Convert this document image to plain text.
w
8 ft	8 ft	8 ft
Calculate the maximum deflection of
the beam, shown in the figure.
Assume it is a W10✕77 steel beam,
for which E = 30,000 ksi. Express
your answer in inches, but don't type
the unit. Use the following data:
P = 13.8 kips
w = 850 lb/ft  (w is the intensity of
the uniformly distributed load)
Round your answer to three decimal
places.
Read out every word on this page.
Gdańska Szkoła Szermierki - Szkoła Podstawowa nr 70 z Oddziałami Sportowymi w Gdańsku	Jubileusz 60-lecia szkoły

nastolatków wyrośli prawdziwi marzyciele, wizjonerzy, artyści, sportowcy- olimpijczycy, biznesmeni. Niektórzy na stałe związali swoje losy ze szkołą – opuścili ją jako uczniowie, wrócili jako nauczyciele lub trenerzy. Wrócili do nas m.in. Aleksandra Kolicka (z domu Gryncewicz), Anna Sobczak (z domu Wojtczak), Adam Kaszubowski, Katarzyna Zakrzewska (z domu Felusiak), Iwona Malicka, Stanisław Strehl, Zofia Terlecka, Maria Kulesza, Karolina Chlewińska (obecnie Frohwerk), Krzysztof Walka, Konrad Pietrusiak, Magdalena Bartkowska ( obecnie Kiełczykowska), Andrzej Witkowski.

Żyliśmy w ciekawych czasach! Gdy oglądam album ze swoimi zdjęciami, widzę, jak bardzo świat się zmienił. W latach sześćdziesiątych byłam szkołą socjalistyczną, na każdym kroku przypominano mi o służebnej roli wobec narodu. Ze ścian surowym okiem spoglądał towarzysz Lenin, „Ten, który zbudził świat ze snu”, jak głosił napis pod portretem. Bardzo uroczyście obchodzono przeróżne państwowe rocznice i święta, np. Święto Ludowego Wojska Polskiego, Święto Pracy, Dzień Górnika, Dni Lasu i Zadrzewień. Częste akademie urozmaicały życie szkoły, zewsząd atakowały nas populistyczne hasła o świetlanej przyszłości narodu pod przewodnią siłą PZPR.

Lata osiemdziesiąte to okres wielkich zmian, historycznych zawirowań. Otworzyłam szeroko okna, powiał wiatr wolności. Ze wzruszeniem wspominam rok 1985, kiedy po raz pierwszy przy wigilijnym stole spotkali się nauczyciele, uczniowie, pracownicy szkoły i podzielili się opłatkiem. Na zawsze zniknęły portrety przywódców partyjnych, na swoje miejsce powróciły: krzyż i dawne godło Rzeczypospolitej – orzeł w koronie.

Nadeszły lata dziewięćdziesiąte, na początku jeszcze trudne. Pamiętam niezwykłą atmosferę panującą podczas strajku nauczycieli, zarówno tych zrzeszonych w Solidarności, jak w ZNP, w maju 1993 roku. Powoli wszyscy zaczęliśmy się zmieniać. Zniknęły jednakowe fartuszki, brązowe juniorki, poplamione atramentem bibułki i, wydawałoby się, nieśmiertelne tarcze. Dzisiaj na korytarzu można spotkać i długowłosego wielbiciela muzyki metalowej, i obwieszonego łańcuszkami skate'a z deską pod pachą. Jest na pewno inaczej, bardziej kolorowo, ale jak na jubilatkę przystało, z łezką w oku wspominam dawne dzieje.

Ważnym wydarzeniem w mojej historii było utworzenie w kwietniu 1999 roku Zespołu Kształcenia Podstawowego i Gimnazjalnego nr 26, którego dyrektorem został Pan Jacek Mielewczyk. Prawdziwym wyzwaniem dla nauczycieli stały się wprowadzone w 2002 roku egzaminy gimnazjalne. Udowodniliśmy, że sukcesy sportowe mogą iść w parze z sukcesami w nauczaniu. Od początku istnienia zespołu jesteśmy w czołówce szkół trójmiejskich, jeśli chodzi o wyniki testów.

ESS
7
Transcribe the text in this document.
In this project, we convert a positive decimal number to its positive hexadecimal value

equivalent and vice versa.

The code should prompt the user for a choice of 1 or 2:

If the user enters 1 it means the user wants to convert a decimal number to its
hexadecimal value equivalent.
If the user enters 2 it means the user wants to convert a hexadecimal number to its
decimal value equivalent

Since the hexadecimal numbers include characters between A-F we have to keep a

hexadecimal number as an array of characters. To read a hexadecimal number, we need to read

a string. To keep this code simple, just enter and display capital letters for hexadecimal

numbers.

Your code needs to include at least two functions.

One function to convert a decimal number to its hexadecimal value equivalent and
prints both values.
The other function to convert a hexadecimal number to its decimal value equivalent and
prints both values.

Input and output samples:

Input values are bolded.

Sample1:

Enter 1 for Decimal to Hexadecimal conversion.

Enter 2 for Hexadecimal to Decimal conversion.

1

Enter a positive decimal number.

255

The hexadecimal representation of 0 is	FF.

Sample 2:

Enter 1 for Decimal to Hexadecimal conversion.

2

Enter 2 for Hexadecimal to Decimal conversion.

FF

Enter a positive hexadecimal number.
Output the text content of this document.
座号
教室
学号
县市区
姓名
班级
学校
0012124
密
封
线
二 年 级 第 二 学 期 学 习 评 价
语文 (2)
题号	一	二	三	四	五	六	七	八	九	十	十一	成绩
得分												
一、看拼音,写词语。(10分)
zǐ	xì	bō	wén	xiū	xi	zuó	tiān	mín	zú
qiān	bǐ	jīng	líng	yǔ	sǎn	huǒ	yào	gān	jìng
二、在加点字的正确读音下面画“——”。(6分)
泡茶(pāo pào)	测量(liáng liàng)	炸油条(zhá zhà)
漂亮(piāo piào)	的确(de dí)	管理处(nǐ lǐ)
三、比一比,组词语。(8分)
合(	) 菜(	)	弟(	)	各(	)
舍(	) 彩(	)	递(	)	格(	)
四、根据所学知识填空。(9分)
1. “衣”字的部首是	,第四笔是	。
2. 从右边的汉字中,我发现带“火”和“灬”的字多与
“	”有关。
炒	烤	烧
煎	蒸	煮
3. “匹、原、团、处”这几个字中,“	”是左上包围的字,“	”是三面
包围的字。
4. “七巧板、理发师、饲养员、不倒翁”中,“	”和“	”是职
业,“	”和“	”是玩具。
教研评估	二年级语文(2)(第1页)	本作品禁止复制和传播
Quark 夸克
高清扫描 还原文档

▬▬▬▬▬▬▬▬▬▬

OBJECTIVE:
Copy out every line where the word "beam" occurs.

RESPONSE BELOW:
the beam, shown in the figure.
Assume it is a W10✕77 steel beam,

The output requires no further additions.